■ **Prompt**
Reproduce the listing that follows with no differences at all.

■ **Exercise materials**
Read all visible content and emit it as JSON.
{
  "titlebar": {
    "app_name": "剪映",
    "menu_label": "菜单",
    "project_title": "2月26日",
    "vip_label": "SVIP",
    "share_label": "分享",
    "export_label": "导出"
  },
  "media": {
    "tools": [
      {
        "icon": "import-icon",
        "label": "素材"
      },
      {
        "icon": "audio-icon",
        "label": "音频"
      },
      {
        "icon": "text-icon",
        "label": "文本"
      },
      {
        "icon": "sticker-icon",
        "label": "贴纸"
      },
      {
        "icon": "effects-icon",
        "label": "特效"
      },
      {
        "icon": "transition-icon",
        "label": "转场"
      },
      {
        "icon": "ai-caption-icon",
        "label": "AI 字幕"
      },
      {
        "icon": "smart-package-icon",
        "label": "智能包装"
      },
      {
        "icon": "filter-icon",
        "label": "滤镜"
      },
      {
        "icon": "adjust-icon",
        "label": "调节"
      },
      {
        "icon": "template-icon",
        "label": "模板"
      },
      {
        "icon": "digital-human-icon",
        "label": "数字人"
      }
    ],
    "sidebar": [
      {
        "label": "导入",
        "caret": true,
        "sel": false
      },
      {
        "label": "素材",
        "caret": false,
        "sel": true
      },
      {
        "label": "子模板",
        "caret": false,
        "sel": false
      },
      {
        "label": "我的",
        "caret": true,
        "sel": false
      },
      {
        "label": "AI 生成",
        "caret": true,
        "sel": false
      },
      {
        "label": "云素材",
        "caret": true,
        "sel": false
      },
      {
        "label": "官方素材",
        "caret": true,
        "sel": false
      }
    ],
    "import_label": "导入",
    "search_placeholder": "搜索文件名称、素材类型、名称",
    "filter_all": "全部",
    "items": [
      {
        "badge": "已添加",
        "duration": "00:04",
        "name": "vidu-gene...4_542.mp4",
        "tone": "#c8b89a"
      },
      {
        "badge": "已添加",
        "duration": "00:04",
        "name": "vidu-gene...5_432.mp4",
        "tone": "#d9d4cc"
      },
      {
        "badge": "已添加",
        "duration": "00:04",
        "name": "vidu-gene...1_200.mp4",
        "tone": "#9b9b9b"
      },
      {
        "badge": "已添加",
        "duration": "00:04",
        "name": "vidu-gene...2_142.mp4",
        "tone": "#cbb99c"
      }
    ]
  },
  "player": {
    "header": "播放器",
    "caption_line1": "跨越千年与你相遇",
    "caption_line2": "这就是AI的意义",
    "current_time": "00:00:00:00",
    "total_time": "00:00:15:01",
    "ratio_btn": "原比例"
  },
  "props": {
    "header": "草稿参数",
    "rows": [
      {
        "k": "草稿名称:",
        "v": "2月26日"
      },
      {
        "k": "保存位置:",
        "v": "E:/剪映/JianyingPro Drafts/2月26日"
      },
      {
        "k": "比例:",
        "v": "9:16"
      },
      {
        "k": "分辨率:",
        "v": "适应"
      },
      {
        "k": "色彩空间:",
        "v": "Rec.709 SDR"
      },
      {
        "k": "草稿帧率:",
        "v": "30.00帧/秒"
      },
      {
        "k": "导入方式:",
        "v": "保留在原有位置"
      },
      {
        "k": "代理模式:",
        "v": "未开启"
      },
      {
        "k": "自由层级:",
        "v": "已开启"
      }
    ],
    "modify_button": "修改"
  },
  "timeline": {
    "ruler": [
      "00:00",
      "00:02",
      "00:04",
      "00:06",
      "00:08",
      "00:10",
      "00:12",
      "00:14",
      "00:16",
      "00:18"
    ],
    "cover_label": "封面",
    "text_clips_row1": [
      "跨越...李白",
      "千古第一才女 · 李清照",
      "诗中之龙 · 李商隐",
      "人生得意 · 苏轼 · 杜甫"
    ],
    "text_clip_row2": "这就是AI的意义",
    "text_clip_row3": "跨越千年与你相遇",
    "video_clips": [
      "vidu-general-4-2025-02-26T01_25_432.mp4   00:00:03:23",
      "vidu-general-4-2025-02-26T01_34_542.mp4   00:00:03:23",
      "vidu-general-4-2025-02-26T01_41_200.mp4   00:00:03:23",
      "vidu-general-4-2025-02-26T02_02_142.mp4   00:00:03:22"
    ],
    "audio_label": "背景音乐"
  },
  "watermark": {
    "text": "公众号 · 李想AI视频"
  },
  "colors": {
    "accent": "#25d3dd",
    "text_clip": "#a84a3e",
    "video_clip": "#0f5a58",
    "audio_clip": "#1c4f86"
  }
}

■ **Finished task**
Read all visible content and emit it as JSON.
{
  "titlebar": {
    "app_name": "剪映",
    "menu_label": "菜单",
    "project_title": "2月26日",
    "vip_label": "SVIP",
    "share_label": "分享",
    "export_label": "导出"
  },
  "media": {
    "tools": [
      {
        "icon": "import-icon",
        "label": "素材"
      },
      {
        "icon": "audio-icon",
        "label": "音频"
      },
      {
        "icon": "text-icon",
        "label": "文本"
      },
      {
        "icon": "sticker-icon",
        "label": "贴纸"
      },
      {
        "icon": "effects-icon",
        "label": "特效"
      },
      {
        "icon": "transition-icon",
        "label": "转场"
      },
      {
        "icon": "ai-caption-icon",
        "label": "AI 字幕"
      },
      {
        "icon": "smart-package-icon",
        "label": "智能包装"
      },
      {
        "icon": "filter-icon",
        "label": "滤镜"
      },
      {
        "icon": "adjust-icon",
        "label": "调节"
      },
      {
        "icon": "template-icon",
        "label": "模板"
      },
      {
        "icon": "digital-human-icon",
        "label": "数字人"
      }
    ],
    "sidebar": [
      {
        "label": "导入",
        "caret": true,
        "sel": false
      },
      {
        "label": "素材",
        "caret": false,
        "sel": true
      },
      {
        "label": "子模板",
        "caret": false,
        "sel": false
      },
      {
        "label": "我的",
        "caret": true,
        "sel": false
      },
      {
        "label": "AI 生成",
        "caret": true,
        "sel": false
      },
      {
        "label": "云素材",
        "caret": true,
        "sel": false
      },
      {
        "label": "官方素材",
        "caret": true,
        "sel": false
      }
    ],
    "import_label": "导入",
    "search_placeholder": "搜索文件名称、素材类型、名称",
    "filter_all": "全部",
    "items": [
      {
        "badge": "已添加",
        "duration": "00:04",
        "name": "vidu-gene...4_542.mp4",
        "tone": "#c8b89a"
      },
      {
        "badge": "已添加",
        "duration": "00:04",
        "name": "vidu-gene...5_432.mp4",
        "tone": "#d9d4cc"
      },
      {
        "badge": "已添加",
        "duration": "00:04",
        "name": "vidu-gene...1_200.mp4",
        "tone": "#9b9b9b"
      },
      {
        "badge": "已添加",
        "duration": "00:04",
        "name": "vidu-gene...2_142.mp4",
        "tone": "#cbb99c"
      }
    ]
  },
  "player": {
    "header": "播放器",
    "caption_line1": "跨越千年与你相遇",
    "caption_line2": "这就是AI的意义",
    "current_time": "00:00:00:00",
    "total_time": "00:00:15:01",
    "ratio_btn": "原比例"
  },
  "props": {
    "header": "草稿参数",
    "rows": [
      {
        "k": "草稿名称:",
        "v": "2月26日"
      },
      {
        "k": "保存位置:",
        "v": "E:/剪映/JianyingPro Drafts/2月26日"
      },
      {
        "k": "比例:",
        "v": "9:16"
      },
      {
        "k": "分辨率:",
        "v": "适应"
      },
      {
        "k": "色彩空间:",
        "v": "Rec.709 SDR"
      },
      {
        "k": "草稿帧率:",
        "v": "30.00帧/秒"
      },
      {
        "k": "导入方式:",
        "v": "保留在原有位置"
      },
      {
        "k": "代理模式:",
        "v": "未开启"
      },
      {
        "k": "自由层级:",
        "v": "已开启"
      }
    ],
    "modify_button": "修改"
  },
  "timeline": {
    "ruler": [
      "00:00",
      "00:02",
      "00:04",
      "00:06",
      "00:08",
      "00:10",
      "00:12",
      "00:14",
      "00:16",
      "00:18"
    ],
    "cover_label": "封面",
    "text_clips_row1": [
      "跨越...李白",
      "千古第一才女 · 李清照",
      "诗中之龙 · 李商隐",
      "人生得意 · 苏轼 · 杜甫"
    ],
    "text_clip_row2": "这就是AI的意义",
    "text_clip_row3": "跨越千年与你相遇",
    "video_clips": [
      "vidu-general-4-2025-02-26T01_25_432.mp4   00:00:03:23",
      "vidu-general-4-2025-02-26T01_34_542.mp4   00:00:03:23",
      "vidu-general-4-2025-02-26T01_41_200.mp4   00:00:03:23",
      "vidu-general-4-2025-02-26T02_02_142.mp4   00:00:03:22"
    ],
    "audio_label": "背景音乐"
  },
  "watermark": {
    "text": "公众号 · 李想AI视频"
  },
  "colors": {
    "accent": "#25d3dd",
    "text_clip": "#a84a3e",
    "video_clip": "#0f5a58",
    "audio_clip": "#1c4f86"
  }
}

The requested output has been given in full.